> Exercise: Output each line of the material exactly as it stands.

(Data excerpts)
※

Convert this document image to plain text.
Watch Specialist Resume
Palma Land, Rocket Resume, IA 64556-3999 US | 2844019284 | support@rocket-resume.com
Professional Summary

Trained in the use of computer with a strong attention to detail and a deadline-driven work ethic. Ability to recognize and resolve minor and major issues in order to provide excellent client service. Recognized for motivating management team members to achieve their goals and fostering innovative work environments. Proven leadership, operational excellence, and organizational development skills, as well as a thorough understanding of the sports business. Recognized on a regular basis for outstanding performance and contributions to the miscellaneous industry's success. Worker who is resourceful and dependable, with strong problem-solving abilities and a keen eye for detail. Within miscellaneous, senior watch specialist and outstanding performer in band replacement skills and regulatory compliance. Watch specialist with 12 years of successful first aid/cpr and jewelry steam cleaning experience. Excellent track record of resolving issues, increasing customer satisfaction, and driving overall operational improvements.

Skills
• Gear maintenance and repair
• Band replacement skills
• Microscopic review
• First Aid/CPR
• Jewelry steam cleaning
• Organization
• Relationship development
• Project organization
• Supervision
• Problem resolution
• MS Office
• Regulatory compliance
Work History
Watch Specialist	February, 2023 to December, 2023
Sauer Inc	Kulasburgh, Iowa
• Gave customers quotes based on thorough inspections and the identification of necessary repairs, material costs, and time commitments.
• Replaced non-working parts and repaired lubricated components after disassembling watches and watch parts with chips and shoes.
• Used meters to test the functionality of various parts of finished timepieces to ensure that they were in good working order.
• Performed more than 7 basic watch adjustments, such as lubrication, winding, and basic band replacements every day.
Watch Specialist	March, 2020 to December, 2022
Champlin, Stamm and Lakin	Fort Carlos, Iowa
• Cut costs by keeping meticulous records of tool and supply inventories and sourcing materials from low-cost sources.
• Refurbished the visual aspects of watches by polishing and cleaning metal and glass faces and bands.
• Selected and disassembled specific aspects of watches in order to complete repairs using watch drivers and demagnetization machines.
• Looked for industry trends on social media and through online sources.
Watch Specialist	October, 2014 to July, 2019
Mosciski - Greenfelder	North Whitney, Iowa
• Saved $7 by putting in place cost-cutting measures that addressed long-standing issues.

※

> Result:
Convert this document image to plain text.
Watch Specialist Resume
Palma Land, Rocket Resume, IA 64556-3999 US | 2844019284 | support@rocket-resume.com
Professional Summary

Trained in the use of computer with a strong attention to detail and a deadline-driven work ethic. Ability to recognize and resolve minor and major issues in order to provide excellent client service. Recognized for motivating management team members to achieve their goals and fostering innovative work environments. Proven leadership, operational excellence, and organizational development skills, as well as a thorough understanding of the sports business. Recognized on a regular basis for outstanding performance and contributions to the miscellaneous industry's success. Worker who is resourceful and dependable, with strong problem-solving abilities and a keen eye for detail. Within miscellaneous, senior watch specialist and outstanding performer in band replacement skills and regulatory compliance. Watch specialist with 12 years of successful first aid/cpr and jewelry steam cleaning experience. Excellent track record of resolving issues, increasing customer satisfaction, and driving overall operational improvements.

Skills
• Gear maintenance and repair
• Band replacement skills
• Microscopic review
• First Aid/CPR
• Jewelry steam cleaning
• Organization
• Relationship development
• Project organization
• Supervision
• Problem resolution
• MS Office
• Regulatory compliance
Work History
Watch Specialist	February, 2023 to December, 2023
Sauer Inc	Kulasburgh, Iowa
• Gave customers quotes based on thorough inspections and the identification of necessary repairs, material costs, and time commitments.
• Replaced non-working parts and repaired lubricated components after disassembling watches and watch parts with chips and shoes.
• Used meters to test the functionality of various parts of finished timepieces to ensure that they were in good working order.
• Performed more than 7 basic watch adjustments, such as lubrication, winding, and basic band replacements every day.
Watch Specialist	March, 2020 to December, 2022
Champlin, Stamm and Lakin	Fort Carlos, Iowa
• Cut costs by keeping meticulous records of tool and supply inventories and sourcing materials from low-cost sources.
• Refurbished the visual aspects of watches by polishing and cleaning metal and glass faces and bands.
• Selected and disassembled specific aspects of watches in order to complete repairs using watch drivers and demagnetization machines.
• Looked for industry trends on social media and through online sources.
Watch Specialist	October, 2014 to July, 2019
Mosciski - Greenfelder	North Whitney, Iowa
• Saved $7 by putting in place cost-cutting measures that addressed long-standing issues.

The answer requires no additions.